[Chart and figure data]
--

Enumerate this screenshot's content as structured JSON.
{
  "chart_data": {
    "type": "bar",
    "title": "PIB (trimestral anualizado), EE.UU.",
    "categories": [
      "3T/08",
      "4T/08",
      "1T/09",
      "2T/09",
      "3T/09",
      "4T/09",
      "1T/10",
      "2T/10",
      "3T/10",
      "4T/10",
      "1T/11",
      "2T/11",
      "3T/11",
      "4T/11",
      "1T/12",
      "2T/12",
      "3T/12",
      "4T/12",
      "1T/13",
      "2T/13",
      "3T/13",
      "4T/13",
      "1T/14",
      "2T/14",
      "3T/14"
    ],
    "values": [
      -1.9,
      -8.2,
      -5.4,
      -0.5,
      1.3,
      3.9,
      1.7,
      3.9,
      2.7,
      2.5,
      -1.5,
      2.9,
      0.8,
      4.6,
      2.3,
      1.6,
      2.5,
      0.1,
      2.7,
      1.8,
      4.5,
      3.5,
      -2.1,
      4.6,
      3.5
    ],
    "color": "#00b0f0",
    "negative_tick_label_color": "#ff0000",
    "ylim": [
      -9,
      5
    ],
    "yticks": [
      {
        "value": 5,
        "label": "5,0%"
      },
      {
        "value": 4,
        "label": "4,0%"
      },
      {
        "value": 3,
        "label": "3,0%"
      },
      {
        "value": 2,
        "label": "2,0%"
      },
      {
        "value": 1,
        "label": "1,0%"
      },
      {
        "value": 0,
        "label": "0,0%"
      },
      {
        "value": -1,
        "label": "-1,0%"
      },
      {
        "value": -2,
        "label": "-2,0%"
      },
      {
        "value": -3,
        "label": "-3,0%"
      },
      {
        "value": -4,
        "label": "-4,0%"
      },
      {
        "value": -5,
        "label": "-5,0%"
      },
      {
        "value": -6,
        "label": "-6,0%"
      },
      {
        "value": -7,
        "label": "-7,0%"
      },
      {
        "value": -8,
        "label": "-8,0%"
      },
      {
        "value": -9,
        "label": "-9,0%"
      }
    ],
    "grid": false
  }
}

--

Exercise task:
Reproduce the material above without altering a single character.

Complete answer:
Enumerate this screenshot's content as structured JSON.
{
  "chart_data": {
    "type": "bar",
    "title": "PIB (trimestral anualizado), EE.UU.",
    "categories": [
      "3T/08",
      "4T/08",
      "1T/09",
      "2T/09",
      "3T/09",
      "4T/09",
      "1T/10",
      "2T/10",
      "3T/10",
      "4T/10",
      "1T/11",
      "2T/11",
      "3T/11",
      "4T/11",
      "1T/12",
      "2T/12",
      "3T/12",
      "4T/12",
      "1T/13",
      "2T/13",
      "3T/13",
      "4T/13",
      "1T/14",
      "2T/14",
      "3T/14"
    ],
    "values": [
      -1.9,
      -8.2,
      -5.4,
      -0.5,
      1.3,
      3.9,
      1.7,
      3.9,
      2.7,
      2.5,
      -1.5,
      2.9,
      0.8,
      4.6,
      2.3,
      1.6,
      2.5,
      0.1,
      2.7,
      1.8,
      4.5,
      3.5,
      -2.1,
      4.6,
      3.5
    ],
    "color": "#00b0f0",
    "negative_tick_label_color": "#ff0000",
    "ylim": [
      -9,
      5
    ],
    "yticks": [
      {
        "value": 5,
        "label": "5,0%"
      },
      {
        "value": 4,
        "label": "4,0%"
      },
      {
        "value": 3,
        "label": "3,0%"
      },
      {
        "value": 2,
        "label": "2,0%"
      },
      {
        "value": 1,
        "label": "1,0%"
      },
      {
        "value": 0,
        "label": "0,0%"
      },
      {
        "value": -1,
        "label": "-1,0%"
      },
      {
        "value": -2,
        "label": "-2,0%"
      },
      {
        "value": -3,
        "label": "-3,0%"
      },
      {
        "value": -4,
        "label": "-4,0%"
      },
      {
        "value": -5,
        "label": "-5,0%"
      },
      {
        "value": -6,
        "label": "-6,0%"
      },
      {
        "value": -7,
        "label": "-7,0%"
      },
      {
        "value": -8,
        "label": "-8,0%"
      },
      {
        "value": -9,
        "label": "-9,0%"
      }
    ],
    "grid": false
  }
}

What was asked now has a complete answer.